►

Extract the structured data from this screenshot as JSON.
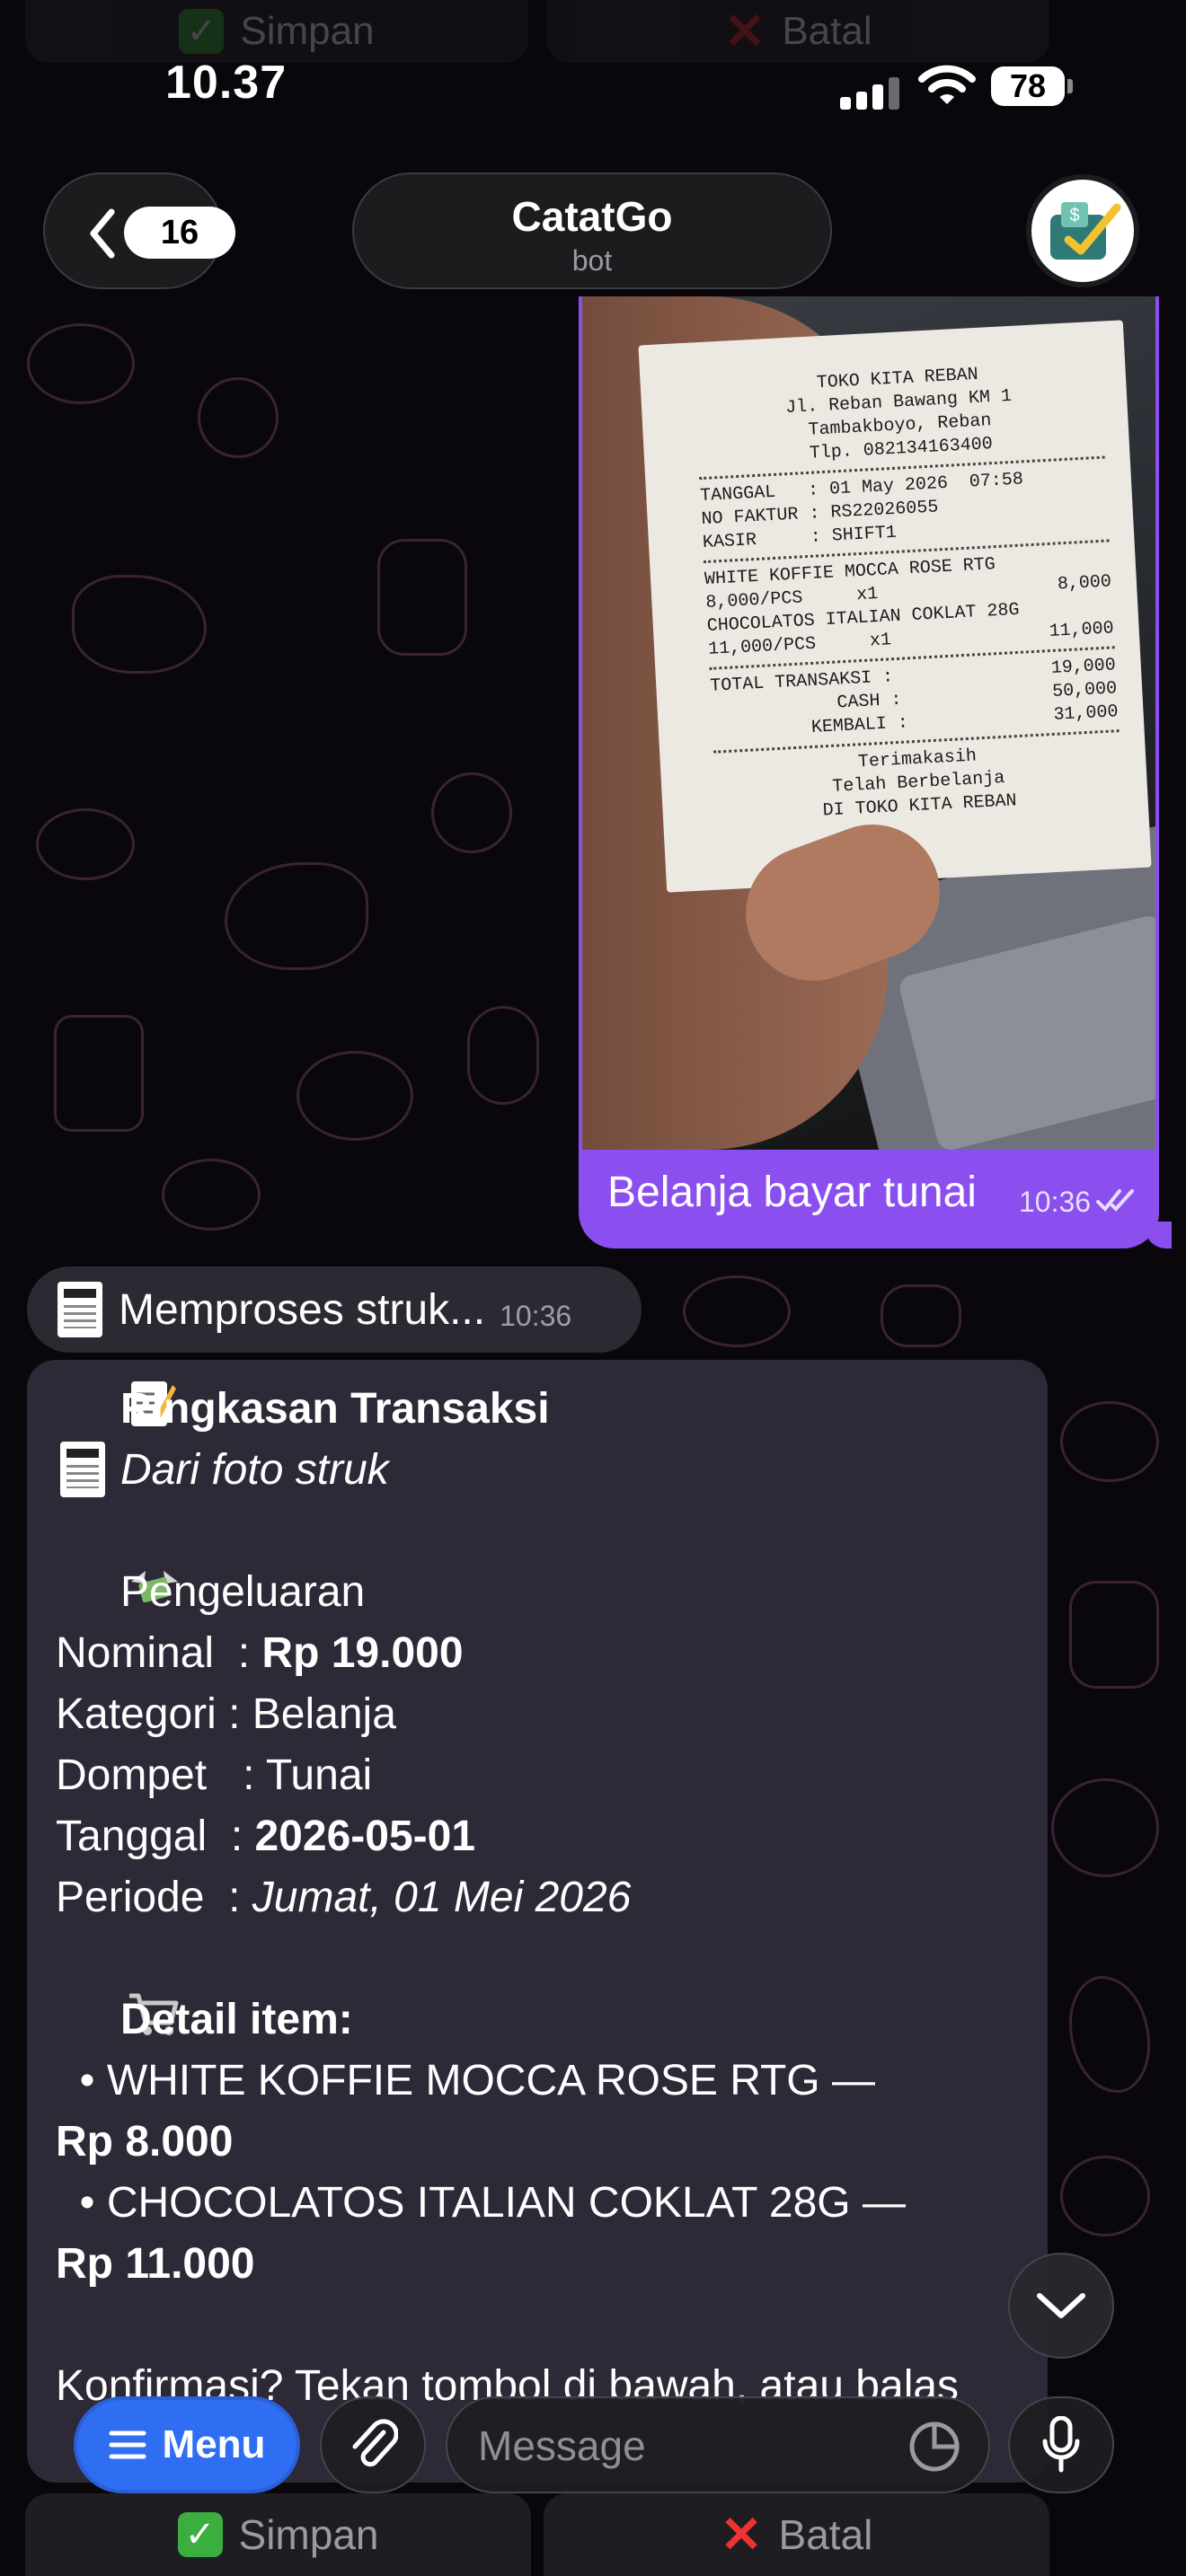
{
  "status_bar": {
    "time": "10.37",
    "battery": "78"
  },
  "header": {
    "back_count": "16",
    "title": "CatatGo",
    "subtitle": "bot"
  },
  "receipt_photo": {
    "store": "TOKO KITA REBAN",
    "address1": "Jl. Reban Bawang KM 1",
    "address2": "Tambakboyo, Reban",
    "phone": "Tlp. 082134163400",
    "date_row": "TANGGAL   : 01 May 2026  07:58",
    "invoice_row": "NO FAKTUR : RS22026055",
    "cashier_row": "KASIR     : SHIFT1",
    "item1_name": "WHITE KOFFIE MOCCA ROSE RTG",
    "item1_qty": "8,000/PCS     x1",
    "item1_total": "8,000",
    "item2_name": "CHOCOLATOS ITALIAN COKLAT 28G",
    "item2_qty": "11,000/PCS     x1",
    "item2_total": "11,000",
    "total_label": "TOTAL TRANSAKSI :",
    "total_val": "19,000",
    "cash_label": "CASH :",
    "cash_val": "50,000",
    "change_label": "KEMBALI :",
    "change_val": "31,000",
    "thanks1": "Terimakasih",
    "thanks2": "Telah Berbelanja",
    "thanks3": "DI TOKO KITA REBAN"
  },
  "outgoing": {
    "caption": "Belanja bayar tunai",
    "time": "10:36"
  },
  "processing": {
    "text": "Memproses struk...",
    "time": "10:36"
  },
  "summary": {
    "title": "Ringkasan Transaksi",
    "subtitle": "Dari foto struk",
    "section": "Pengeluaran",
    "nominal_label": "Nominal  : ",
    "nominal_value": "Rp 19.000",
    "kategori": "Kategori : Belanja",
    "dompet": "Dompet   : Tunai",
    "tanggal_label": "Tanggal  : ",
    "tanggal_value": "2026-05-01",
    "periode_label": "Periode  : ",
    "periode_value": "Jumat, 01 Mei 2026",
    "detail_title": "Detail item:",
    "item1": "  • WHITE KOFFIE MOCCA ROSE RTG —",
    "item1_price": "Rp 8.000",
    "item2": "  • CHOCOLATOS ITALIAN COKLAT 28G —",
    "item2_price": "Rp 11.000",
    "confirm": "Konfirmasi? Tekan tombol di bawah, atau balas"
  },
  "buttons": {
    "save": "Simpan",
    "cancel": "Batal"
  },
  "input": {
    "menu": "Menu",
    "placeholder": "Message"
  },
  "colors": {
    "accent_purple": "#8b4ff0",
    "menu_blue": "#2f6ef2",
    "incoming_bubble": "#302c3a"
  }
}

◄

STATED PROBLEM.
Without including any pictures, please restate all the records exactly.

WRITTEN RESPONSE.
Extract the structured data from this screenshot as JSON.
{
  "status_bar": {
    "time": "10.37",
    "battery": "78"
  },
  "header": {
    "back_count": "16",
    "title": "CatatGo",
    "subtitle": "bot"
  },
  "receipt_photo": {
    "store": "TOKO KITA REBAN",
    "address1": "Jl. Reban Bawang KM 1",
    "address2": "Tambakboyo, Reban",
    "phone": "Tlp. 082134163400",
    "date_row": "TANGGAL   : 01 May 2026  07:58",
    "invoice_row": "NO FAKTUR : RS22026055",
    "cashier_row": "KASIR     : SHIFT1",
    "item1_name": "WHITE KOFFIE MOCCA ROSE RTG",
    "item1_qty": "8,000/PCS     x1",
    "item1_total": "8,000",
    "item2_name": "CHOCOLATOS ITALIAN COKLAT 28G",
    "item2_qty": "11,000/PCS     x1",
    "item2_total": "11,000",
    "total_label": "TOTAL TRANSAKSI :",
    "total_val": "19,000",
    "cash_label": "CASH :",
    "cash_val": "50,000",
    "change_label": "KEMBALI :",
    "change_val": "31,000",
    "thanks1": "Terimakasih",
    "thanks2": "Telah Berbelanja",
    "thanks3": "DI TOKO KITA REBAN"
  },
  "outgoing": {
    "caption": "Belanja bayar tunai",
    "time": "10:36"
  },
  "processing": {
    "text": "Memproses struk...",
    "time": "10:36"
  },
  "summary": {
    "title": "Ringkasan Transaksi",
    "subtitle": "Dari foto struk",
    "section": "Pengeluaran",
    "nominal_label": "Nominal  : ",
    "nominal_value": "Rp 19.000",
    "kategori": "Kategori : Belanja",
    "dompet": "Dompet   : Tunai",
    "tanggal_label": "Tanggal  : ",
    "tanggal_value": "2026-05-01",
    "periode_label": "Periode  : ",
    "periode_value": "Jumat, 01 Mei 2026",
    "detail_title": "Detail item:",
    "item1": "  • WHITE KOFFIE MOCCA ROSE RTG —",
    "item1_price": "Rp 8.000",
    "item2": "  • CHOCOLATOS ITALIAN COKLAT 28G —",
    "item2_price": "Rp 11.000",
    "confirm": "Konfirmasi? Tekan tombol di bawah, atau balas"
  },
  "buttons": {
    "save": "Simpan",
    "cancel": "Batal"
  },
  "input": {
    "menu": "Menu",
    "placeholder": "Message"
  },
  "colors": {
    "accent_purple": "#8b4ff0",
    "menu_blue": "#2f6ef2",
    "incoming_bubble": "#302c3a"
  }
}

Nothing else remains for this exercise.